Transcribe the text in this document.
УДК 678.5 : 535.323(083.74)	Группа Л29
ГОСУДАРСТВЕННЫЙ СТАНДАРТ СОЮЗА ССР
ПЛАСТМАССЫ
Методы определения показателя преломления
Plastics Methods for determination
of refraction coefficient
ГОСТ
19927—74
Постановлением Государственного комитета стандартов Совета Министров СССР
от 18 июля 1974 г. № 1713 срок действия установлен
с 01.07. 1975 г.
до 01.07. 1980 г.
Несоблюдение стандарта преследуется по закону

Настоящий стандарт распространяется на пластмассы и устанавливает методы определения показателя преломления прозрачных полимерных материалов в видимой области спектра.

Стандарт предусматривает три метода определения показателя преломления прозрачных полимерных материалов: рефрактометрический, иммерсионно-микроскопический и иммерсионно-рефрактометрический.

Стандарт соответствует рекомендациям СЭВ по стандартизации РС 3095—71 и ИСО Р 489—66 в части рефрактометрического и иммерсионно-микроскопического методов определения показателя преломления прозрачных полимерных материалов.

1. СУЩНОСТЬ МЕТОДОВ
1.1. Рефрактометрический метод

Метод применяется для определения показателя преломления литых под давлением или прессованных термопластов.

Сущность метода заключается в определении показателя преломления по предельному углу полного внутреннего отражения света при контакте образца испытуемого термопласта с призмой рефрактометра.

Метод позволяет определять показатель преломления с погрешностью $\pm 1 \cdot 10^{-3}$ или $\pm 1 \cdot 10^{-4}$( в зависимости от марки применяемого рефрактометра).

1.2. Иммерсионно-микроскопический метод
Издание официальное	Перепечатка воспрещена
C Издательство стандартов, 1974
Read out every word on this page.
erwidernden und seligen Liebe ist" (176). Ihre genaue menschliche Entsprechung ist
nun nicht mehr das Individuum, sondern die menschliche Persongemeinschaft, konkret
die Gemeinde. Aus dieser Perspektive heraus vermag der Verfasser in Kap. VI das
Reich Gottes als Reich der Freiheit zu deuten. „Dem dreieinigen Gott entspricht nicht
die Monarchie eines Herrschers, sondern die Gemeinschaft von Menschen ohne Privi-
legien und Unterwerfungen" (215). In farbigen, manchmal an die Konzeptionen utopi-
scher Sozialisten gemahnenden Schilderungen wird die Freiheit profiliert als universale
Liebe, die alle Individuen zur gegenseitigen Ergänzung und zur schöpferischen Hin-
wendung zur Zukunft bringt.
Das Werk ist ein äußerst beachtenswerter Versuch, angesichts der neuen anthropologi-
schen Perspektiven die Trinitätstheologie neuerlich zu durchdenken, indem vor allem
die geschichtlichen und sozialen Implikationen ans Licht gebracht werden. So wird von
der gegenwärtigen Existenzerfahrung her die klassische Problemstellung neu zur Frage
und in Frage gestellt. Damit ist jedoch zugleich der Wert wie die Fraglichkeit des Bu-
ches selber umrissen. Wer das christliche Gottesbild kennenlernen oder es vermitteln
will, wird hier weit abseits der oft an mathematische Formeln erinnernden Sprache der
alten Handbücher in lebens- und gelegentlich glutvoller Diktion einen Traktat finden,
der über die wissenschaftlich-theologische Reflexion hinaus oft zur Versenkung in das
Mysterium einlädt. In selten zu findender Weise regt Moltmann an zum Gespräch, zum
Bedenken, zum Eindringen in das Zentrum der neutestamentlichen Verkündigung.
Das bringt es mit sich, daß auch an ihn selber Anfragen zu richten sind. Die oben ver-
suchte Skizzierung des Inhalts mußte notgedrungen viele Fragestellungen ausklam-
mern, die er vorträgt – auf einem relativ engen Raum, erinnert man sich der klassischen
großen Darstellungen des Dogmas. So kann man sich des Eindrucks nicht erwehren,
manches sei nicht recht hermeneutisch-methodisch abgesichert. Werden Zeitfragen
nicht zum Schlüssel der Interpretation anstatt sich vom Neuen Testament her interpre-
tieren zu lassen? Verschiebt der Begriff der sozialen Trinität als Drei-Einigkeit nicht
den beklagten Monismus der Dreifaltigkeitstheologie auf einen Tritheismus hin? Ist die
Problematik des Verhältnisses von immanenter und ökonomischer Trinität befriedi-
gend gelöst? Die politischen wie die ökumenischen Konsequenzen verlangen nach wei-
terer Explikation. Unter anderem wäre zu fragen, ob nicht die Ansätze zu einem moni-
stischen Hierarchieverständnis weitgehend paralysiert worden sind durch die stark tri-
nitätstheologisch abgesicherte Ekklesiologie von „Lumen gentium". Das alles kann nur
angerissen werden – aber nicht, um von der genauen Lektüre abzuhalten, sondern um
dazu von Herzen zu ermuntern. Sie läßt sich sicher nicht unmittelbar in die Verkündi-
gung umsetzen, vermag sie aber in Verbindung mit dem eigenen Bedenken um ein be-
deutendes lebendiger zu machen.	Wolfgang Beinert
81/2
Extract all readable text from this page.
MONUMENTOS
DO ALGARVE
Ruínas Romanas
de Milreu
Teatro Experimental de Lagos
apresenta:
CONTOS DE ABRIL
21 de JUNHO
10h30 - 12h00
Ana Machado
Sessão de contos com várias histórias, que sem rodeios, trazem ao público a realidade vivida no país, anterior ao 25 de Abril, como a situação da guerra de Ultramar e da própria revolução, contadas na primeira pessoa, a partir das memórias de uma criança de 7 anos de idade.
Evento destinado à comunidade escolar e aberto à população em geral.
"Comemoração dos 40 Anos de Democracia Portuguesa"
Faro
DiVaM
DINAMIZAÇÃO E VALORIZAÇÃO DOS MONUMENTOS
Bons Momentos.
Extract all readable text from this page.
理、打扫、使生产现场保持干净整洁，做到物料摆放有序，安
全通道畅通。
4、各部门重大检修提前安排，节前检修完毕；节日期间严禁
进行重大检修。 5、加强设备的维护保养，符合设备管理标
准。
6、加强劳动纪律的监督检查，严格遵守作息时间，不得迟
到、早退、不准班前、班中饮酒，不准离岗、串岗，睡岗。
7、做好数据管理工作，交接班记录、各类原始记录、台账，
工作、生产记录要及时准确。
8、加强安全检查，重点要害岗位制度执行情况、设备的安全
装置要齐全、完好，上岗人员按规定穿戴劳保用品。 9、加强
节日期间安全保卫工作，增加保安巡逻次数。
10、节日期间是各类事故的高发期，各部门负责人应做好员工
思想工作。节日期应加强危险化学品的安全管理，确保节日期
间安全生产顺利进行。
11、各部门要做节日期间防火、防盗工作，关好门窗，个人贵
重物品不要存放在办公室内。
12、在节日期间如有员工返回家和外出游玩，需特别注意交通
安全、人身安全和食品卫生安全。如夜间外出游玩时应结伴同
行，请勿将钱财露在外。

-*-*-

The problem
Each line of the material must be restated exactly.

Expected answer
Transcribe the text in this document.
УДК 678.5 : 535.323(083.74)	Группа Л29
ГОСУДАРСТВЕННЫЙ СТАНДАРТ СОЮЗА ССР
ПЛАСТМАССЫ
Методы определения показателя преломления
Plastics Methods for determination
of refraction coefficient
ГОСТ
19927—74
Постановлением Государственного комитета стандартов Совета Министров СССР
от 18 июля 1974 г. № 1713 срок действия установлен
с 01.07. 1975 г.
до 01.07. 1980 г.
Несоблюдение стандарта преследуется по закону

Настоящий стандарт распространяется на пластмассы и устанавливает методы определения показателя преломления прозрачных полимерных материалов в видимой области спектра.

Стандарт предусматривает три метода определения показателя преломления прозрачных полимерных материалов: рефрактометрический, иммерсионно-микроскопический и иммерсионно-рефрактометрический.

Стандарт соответствует рекомендациям СЭВ по стандартизации РС 3095—71 и ИСО Р 489—66 в части рефрактометрического и иммерсионно-микроскопического методов определения показателя преломления прозрачных полимерных материалов.

1. СУЩНОСТЬ МЕТОДОВ
1.1. Рефрактометрический метод

Метод применяется для определения показателя преломления литых под давлением или прессованных термопластов.

Сущность метода заключается в определении показателя преломления по предельному углу полного внутреннего отражения света при контакте образца испытуемого термопласта с призмой рефрактометра.

Метод позволяет определять показатель преломления с погрешностью $\pm 1 \cdot 10^{-3}$ или $\pm 1 \cdot 10^{-4}$( в зависимости от марки применяемого рефрактометра).

1.2. Иммерсионно-микроскопический метод
Издание официальное	Перепечатка воспрещена
C Издательство стандартов, 1974
Read out every word on this page.
erwidernden und seligen Liebe ist" (176). Ihre genaue menschliche Entsprechung ist
nun nicht mehr das Individuum, sondern die menschliche Persongemeinschaft, konkret
die Gemeinde. Aus dieser Perspektive heraus vermag der Verfasser in Kap. VI das
Reich Gottes als Reich der Freiheit zu deuten. „Dem dreieinigen Gott entspricht nicht
die Monarchie eines Herrschers, sondern die Gemeinschaft von Menschen ohne Privi-
legien und Unterwerfungen" (215). In farbigen, manchmal an die Konzeptionen utopi-
scher Sozialisten gemahnenden Schilderungen wird die Freiheit profiliert als universale
Liebe, die alle Individuen zur gegenseitigen Ergänzung und zur schöpferischen Hin-
wendung zur Zukunft bringt.
Das Werk ist ein äußerst beachtenswerter Versuch, angesichts der neuen anthropologi-
schen Perspektiven die Trinitätstheologie neuerlich zu durchdenken, indem vor allem
die geschichtlichen und sozialen Implikationen ans Licht gebracht werden. So wird von
der gegenwärtigen Existenzerfahrung her die klassische Problemstellung neu zur Frage
und in Frage gestellt. Damit ist jedoch zugleich der Wert wie die Fraglichkeit des Bu-
ches selber umrissen. Wer das christliche Gottesbild kennenlernen oder es vermitteln
will, wird hier weit abseits der oft an mathematische Formeln erinnernden Sprache der
alten Handbücher in lebens- und gelegentlich glutvoller Diktion einen Traktat finden,
der über die wissenschaftlich-theologische Reflexion hinaus oft zur Versenkung in das
Mysterium einlädt. In selten zu findender Weise regt Moltmann an zum Gespräch, zum
Bedenken, zum Eindringen in das Zentrum der neutestamentlichen Verkündigung.
Das bringt es mit sich, daß auch an ihn selber Anfragen zu richten sind. Die oben ver-
suchte Skizzierung des Inhalts mußte notgedrungen viele Fragestellungen ausklam-
mern, die er vorträgt – auf einem relativ engen Raum, erinnert man sich der klassischen
großen Darstellungen des Dogmas. So kann man sich des Eindrucks nicht erwehren,
manches sei nicht recht hermeneutisch-methodisch abgesichert. Werden Zeitfragen
nicht zum Schlüssel der Interpretation anstatt sich vom Neuen Testament her interpre-
tieren zu lassen? Verschiebt der Begriff der sozialen Trinität als Drei-Einigkeit nicht
den beklagten Monismus der Dreifaltigkeitstheologie auf einen Tritheismus hin? Ist die
Problematik des Verhältnisses von immanenter und ökonomischer Trinität befriedi-
gend gelöst? Die politischen wie die ökumenischen Konsequenzen verlangen nach wei-
terer Explikation. Unter anderem wäre zu fragen, ob nicht die Ansätze zu einem moni-
stischen Hierarchieverständnis weitgehend paralysiert worden sind durch die stark tri-
nitätstheologisch abgesicherte Ekklesiologie von „Lumen gentium". Das alles kann nur
angerissen werden – aber nicht, um von der genauen Lektüre abzuhalten, sondern um
dazu von Herzen zu ermuntern. Sie läßt sich sicher nicht unmittelbar in die Verkündi-
gung umsetzen, vermag sie aber in Verbindung mit dem eigenen Bedenken um ein be-
deutendes lebendiger zu machen.	Wolfgang Beinert
81/2
Extract all readable text from this page.
MONUMENTOS
DO ALGARVE
Ruínas Romanas
de Milreu
Teatro Experimental de Lagos
apresenta:
CONTOS DE ABRIL
21 de JUNHO
10h30 - 12h00
Ana Machado
Sessão de contos com várias histórias, que sem rodeios, trazem ao público a realidade vivida no país, anterior ao 25 de Abril, como a situação da guerra de Ultramar e da própria revolução, contadas na primeira pessoa, a partir das memórias de uma criança de 7 anos de idade.
Evento destinado à comunidade escolar e aberto à população em geral.
"Comemoração dos 40 Anos de Democracia Portuguesa"
Faro
DiVaM
DINAMIZAÇÃO E VALORIZAÇÃO DOS MONUMENTOS
Bons Momentos.
Extract all readable text from this page.
理、打扫、使生产现场保持干净整洁，做到物料摆放有序，安
全通道畅通。
4、各部门重大检修提前安排，节前检修完毕；节日期间严禁
进行重大检修。 5、加强设备的维护保养，符合设备管理标
准。
6、加强劳动纪律的监督检查，严格遵守作息时间，不得迟
到、早退、不准班前、班中饮酒，不准离岗、串岗，睡岗。
7、做好数据管理工作，交接班记录、各类原始记录、台账，
工作、生产记录要及时准确。
8、加强安全检查，重点要害岗位制度执行情况、设备的安全
装置要齐全、完好，上岗人员按规定穿戴劳保用品。 9、加强
节日期间安全保卫工作，增加保安巡逻次数。
10、节日期间是各类事故的高发期，各部门负责人应做好员工
思想工作。节日期应加强危险化学品的安全管理，确保节日期
间安全生产顺利进行。
11、各部门要做节日期间防火、防盗工作，关好门窗，个人贵
重物品不要存放在办公室内。
12、在节日期间如有员工返回家和外出游玩，需特别注意交通
安全、人身安全和食品卫生安全。如夜间外出游玩时应结伴同
行，请勿将钱财露在外。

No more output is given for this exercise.